* _Work required_: Reproduce verbatim the lines of the entries below, beginning at the very first line and continuing through the line containing "candle [795, 296, 801, 343]", both ends included.

Some records:
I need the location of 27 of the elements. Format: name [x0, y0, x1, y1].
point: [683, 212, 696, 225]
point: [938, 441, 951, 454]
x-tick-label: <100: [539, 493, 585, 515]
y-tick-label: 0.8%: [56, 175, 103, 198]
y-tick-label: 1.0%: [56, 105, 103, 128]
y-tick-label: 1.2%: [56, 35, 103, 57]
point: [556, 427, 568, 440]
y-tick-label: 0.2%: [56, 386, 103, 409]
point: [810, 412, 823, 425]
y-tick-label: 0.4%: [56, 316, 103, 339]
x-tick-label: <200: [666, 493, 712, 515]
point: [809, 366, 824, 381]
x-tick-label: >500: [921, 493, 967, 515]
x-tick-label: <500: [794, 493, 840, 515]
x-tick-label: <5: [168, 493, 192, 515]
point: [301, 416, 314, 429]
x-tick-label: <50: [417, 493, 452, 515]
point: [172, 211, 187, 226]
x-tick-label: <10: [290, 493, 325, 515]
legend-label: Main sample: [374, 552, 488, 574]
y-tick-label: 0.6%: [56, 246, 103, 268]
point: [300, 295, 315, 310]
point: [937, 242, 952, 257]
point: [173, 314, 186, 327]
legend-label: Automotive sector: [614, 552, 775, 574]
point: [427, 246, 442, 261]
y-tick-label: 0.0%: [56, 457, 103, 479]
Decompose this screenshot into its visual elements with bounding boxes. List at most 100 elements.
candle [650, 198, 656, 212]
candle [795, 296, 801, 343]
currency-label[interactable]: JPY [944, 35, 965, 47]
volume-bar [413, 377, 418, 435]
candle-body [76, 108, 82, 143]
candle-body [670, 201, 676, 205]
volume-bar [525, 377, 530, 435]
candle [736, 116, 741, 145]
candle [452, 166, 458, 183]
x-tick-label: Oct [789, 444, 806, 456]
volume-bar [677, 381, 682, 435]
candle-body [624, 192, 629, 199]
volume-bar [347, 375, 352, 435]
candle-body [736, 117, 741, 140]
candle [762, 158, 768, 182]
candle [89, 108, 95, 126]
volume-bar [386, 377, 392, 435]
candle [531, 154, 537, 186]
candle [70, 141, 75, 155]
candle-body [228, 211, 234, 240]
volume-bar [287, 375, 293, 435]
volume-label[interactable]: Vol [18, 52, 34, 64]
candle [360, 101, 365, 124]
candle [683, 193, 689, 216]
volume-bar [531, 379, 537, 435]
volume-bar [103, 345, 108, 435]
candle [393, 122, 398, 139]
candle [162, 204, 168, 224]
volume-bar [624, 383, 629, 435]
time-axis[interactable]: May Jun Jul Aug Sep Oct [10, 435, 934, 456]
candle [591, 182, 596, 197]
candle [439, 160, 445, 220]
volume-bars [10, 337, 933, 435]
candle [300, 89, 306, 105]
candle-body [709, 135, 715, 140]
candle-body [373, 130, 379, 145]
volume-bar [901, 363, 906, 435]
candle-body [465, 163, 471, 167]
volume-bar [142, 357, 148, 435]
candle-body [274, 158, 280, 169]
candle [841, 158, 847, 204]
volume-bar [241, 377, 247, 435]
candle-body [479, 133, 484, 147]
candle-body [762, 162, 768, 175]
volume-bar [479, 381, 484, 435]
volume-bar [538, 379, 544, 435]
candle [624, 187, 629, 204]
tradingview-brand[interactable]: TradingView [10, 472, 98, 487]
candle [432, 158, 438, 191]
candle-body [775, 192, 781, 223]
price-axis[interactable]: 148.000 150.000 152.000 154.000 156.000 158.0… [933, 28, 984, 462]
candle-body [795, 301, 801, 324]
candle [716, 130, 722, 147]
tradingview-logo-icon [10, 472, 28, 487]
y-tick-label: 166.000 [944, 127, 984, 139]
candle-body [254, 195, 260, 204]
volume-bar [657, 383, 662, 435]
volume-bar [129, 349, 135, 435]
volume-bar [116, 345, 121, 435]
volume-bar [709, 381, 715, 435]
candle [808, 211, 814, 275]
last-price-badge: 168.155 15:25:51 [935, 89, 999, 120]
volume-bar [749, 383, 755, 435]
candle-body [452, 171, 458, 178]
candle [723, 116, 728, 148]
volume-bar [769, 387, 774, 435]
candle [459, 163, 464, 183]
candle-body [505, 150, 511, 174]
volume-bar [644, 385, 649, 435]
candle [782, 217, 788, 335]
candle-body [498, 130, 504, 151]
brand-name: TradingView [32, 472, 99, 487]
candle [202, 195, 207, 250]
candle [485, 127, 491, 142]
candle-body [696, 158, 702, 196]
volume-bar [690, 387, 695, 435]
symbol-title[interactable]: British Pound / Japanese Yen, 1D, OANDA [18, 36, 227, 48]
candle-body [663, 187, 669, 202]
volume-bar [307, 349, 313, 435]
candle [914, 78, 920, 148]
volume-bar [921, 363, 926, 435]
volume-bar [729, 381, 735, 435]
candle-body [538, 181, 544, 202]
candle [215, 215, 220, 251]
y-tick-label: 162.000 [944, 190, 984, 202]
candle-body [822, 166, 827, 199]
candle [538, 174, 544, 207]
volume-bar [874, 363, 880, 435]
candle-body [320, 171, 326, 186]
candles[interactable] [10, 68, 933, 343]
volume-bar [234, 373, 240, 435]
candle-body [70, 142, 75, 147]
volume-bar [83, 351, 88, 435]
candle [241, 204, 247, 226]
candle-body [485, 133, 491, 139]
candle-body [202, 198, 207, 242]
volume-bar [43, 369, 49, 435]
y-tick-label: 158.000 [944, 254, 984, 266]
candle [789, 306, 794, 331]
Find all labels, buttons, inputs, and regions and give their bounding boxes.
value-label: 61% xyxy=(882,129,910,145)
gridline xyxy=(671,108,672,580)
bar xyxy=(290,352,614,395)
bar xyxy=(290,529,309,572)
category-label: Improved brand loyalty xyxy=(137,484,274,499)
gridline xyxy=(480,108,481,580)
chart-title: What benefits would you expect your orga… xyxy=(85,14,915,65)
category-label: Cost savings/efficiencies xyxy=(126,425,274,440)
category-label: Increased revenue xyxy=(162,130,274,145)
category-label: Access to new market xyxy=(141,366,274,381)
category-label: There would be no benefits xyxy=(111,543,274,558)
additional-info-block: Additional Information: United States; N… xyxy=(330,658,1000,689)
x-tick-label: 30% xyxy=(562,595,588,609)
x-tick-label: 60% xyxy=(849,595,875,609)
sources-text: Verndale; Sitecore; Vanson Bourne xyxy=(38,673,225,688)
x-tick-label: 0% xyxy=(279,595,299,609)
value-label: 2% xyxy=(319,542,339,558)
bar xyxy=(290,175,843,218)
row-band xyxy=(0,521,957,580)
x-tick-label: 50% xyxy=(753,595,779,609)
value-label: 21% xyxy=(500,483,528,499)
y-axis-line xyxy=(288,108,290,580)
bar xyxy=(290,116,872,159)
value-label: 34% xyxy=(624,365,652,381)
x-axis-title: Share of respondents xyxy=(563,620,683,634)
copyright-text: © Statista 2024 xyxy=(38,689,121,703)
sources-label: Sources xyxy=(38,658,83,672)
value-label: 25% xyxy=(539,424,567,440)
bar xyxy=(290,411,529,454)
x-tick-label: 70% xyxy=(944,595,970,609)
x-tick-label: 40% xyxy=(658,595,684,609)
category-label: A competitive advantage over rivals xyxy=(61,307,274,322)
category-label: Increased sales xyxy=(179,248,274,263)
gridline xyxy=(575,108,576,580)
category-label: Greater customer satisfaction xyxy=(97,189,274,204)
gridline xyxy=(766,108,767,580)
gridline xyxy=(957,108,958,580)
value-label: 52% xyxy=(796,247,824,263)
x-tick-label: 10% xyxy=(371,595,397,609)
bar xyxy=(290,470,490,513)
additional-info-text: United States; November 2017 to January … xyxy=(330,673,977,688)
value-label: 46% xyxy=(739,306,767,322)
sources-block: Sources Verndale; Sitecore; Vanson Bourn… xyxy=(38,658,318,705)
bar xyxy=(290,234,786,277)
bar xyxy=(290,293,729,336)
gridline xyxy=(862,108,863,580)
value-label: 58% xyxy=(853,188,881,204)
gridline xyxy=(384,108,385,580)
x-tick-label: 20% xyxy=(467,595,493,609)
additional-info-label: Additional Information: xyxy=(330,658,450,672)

* _Answer for this exercise_:
I need the location of 27 of the elements. Format: name [x0, y0, x1, y1].
point: [683, 212, 696, 225]
point: [938, 441, 951, 454]
x-tick-label: <100: [539, 493, 585, 515]
y-tick-label: 0.8%: [56, 175, 103, 198]
y-tick-label: 1.0%: [56, 105, 103, 128]
y-tick-label: 1.2%: [56, 35, 103, 57]
point: [556, 427, 568, 440]
y-tick-label: 0.2%: [56, 386, 103, 409]
point: [810, 412, 823, 425]
y-tick-label: 0.4%: [56, 316, 103, 339]
x-tick-label: <200: [666, 493, 712, 515]
point: [809, 366, 824, 381]
x-tick-label: >500: [921, 493, 967, 515]
x-tick-label: <500: [794, 493, 840, 515]
x-tick-label: <5: [168, 493, 192, 515]
point: [301, 416, 314, 429]
x-tick-label: <50: [417, 493, 452, 515]
point: [172, 211, 187, 226]
x-tick-label: <10: [290, 493, 325, 515]
legend-label: Main sample: [374, 552, 488, 574]
y-tick-label: 0.6%: [56, 246, 103, 268]
point: [300, 295, 315, 310]
point: [937, 242, 952, 257]
point: [173, 314, 186, 327]
legend-label: Automotive sector: [614, 552, 775, 574]
point: [427, 246, 442, 261]
y-tick-label: 0.0%: [56, 457, 103, 479]
Decompose this screenshot into its visual elements with bounding boxes. List at most 100 elements.
candle [650, 198, 656, 212]
candle [795, 296, 801, 343]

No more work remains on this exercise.